Requirements: Output all lines exactly, with nothing added or dropped.

╭─ Task inputs

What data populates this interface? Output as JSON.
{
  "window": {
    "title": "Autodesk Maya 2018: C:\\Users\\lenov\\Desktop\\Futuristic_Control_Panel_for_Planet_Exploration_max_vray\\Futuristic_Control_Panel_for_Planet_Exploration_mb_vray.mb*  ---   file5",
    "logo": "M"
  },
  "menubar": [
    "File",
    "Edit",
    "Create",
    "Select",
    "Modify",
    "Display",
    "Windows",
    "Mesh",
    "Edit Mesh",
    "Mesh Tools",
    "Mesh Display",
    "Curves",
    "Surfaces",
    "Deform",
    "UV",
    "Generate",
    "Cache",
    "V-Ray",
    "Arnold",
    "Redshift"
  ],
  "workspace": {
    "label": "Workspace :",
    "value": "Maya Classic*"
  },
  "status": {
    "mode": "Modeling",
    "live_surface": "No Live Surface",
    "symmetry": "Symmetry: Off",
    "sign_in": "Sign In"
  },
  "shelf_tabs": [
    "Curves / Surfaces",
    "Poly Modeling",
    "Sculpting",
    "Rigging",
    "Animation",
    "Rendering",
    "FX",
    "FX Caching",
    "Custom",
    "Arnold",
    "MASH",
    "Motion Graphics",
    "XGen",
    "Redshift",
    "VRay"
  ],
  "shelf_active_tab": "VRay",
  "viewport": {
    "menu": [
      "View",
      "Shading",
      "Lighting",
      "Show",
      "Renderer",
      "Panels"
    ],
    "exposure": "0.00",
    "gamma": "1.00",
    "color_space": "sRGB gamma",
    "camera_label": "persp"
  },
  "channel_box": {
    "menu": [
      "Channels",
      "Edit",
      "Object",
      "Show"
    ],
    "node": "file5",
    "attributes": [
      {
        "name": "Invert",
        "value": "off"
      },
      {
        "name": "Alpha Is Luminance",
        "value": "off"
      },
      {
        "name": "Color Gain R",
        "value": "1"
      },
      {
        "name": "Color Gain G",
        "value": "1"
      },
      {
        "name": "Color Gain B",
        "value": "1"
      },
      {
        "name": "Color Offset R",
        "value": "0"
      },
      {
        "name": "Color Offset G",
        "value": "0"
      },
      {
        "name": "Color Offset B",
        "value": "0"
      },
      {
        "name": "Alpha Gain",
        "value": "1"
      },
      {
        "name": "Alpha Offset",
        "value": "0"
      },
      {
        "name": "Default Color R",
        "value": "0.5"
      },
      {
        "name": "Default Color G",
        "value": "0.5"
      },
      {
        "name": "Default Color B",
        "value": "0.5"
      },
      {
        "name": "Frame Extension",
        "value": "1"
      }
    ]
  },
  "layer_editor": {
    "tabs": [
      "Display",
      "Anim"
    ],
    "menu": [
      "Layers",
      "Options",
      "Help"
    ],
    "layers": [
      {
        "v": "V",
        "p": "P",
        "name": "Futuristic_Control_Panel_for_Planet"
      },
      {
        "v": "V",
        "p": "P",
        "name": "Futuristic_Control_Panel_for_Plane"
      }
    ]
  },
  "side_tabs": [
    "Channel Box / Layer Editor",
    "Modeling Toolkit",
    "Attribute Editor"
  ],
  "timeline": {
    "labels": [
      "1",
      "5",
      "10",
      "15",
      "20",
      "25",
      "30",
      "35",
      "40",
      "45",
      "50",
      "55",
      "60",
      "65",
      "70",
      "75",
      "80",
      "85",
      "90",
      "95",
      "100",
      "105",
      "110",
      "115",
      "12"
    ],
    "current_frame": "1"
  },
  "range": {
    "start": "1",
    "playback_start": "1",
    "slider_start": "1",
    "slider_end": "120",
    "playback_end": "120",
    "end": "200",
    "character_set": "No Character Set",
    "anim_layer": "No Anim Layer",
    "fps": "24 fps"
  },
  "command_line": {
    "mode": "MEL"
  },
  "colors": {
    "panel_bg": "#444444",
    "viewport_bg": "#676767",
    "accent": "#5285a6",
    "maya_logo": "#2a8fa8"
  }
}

╰─

Response for this exercise:
What data populates this interface? Output as JSON.
{
  "window": {
    "title": "Autodesk Maya 2018: C:\\Users\\lenov\\Desktop\\Futuristic_Control_Panel_for_Planet_Exploration_max_vray\\Futuristic_Control_Panel_for_Planet_Exploration_mb_vray.mb*  ---   file5",
    "logo": "M"
  },
  "menubar": [
    "File",
    "Edit",
    "Create",
    "Select",
    "Modify",
    "Display",
    "Windows",
    "Mesh",
    "Edit Mesh",
    "Mesh Tools",
    "Mesh Display",
    "Curves",
    "Surfaces",
    "Deform",
    "UV",
    "Generate",
    "Cache",
    "V-Ray",
    "Arnold",
    "Redshift"
  ],
  "workspace": {
    "label": "Workspace :",
    "value": "Maya Classic*"
  },
  "status": {
    "mode": "Modeling",
    "live_surface": "No Live Surface",
    "symmetry": "Symmetry: Off",
    "sign_in": "Sign In"
  },
  "shelf_tabs": [
    "Curves / Surfaces",
    "Poly Modeling",
    "Sculpting",
    "Rigging",
    "Animation",
    "Rendering",
    "FX",
    "FX Caching",
    "Custom",
    "Arnold",
    "MASH",
    "Motion Graphics",
    "XGen",
    "Redshift",
    "VRay"
  ],
  "shelf_active_tab": "VRay",
  "viewport": {
    "menu": [
      "View",
      "Shading",
      "Lighting",
      "Show",
      "Renderer",
      "Panels"
    ],
    "exposure": "0.00",
    "gamma": "1.00",
    "color_space": "sRGB gamma",
    "camera_label": "persp"
  },
  "channel_box": {
    "menu": [
      "Channels",
      "Edit",
      "Object",
      "Show"
    ],
    "node": "file5",
    "attributes": [
      {
        "name": "Invert",
        "value": "off"
      },
      {
        "name": "Alpha Is Luminance",
        "value": "off"
      },
      {
        "name": "Color Gain R",
        "value": "1"
      },
      {
        "name": "Color Gain G",
        "value": "1"
      },
      {
        "name": "Color Gain B",
        "value": "1"
      },
      {
        "name": "Color Offset R",
        "value": "0"
      },
      {
        "name": "Color Offset G",
        "value": "0"
      },
      {
        "name": "Color Offset B",
        "value": "0"
      },
      {
        "name": "Alpha Gain",
        "value": "1"
      },
      {
        "name": "Alpha Offset",
        "value": "0"
      },
      {
        "name": "Default Color R",
        "value": "0.5"
      },
      {
        "name": "Default Color G",
        "value": "0.5"
      },
      {
        "name": "Default Color B",
        "value": "0.5"
      },
      {
        "name": "Frame Extension",
        "value": "1"
      }
    ]
  },
  "layer_editor": {
    "tabs": [
      "Display",
      "Anim"
    ],
    "menu": [
      "Layers",
      "Options",
      "Help"
    ],
    "layers": [
      {
        "v": "V",
        "p": "P",
        "name": "Futuristic_Control_Panel_for_Planet"
      },
      {
        "v": "V",
        "p": "P",
        "name": "Futuristic_Control_Panel_for_Plane"
      }
    ]
  },
  "side_tabs": [
    "Channel Box / Layer Editor",
    "Modeling Toolkit",
    "Attribute Editor"
  ],
  "timeline": {
    "labels": [
      "1",
      "5",
      "10",
      "15",
      "20",
      "25",
      "30",
      "35",
      "40",
      "45",
      "50",
      "55",
      "60",
      "65",
      "70",
      "75",
      "80",
      "85",
      "90",
      "95",
      "100",
      "105",
      "110",
      "115",
      "12"
    ],
    "current_frame": "1"
  },
  "range": {
    "start": "1",
    "playback_start": "1",
    "slider_start": "1",
    "slider_end": "120",
    "playback_end": "120",
    "end": "200",
    "character_set": "No Character Set",
    "anim_layer": "No Anim Layer",
    "fps": "24 fps"
  },
  "command_line": {
    "mode": "MEL"
  },
  "colors": {
    "panel_bg": "#444444",
    "viewport_bg": "#676767",
    "accent": "#5285a6",
    "maya_logo": "#2a8fa8"
  }
}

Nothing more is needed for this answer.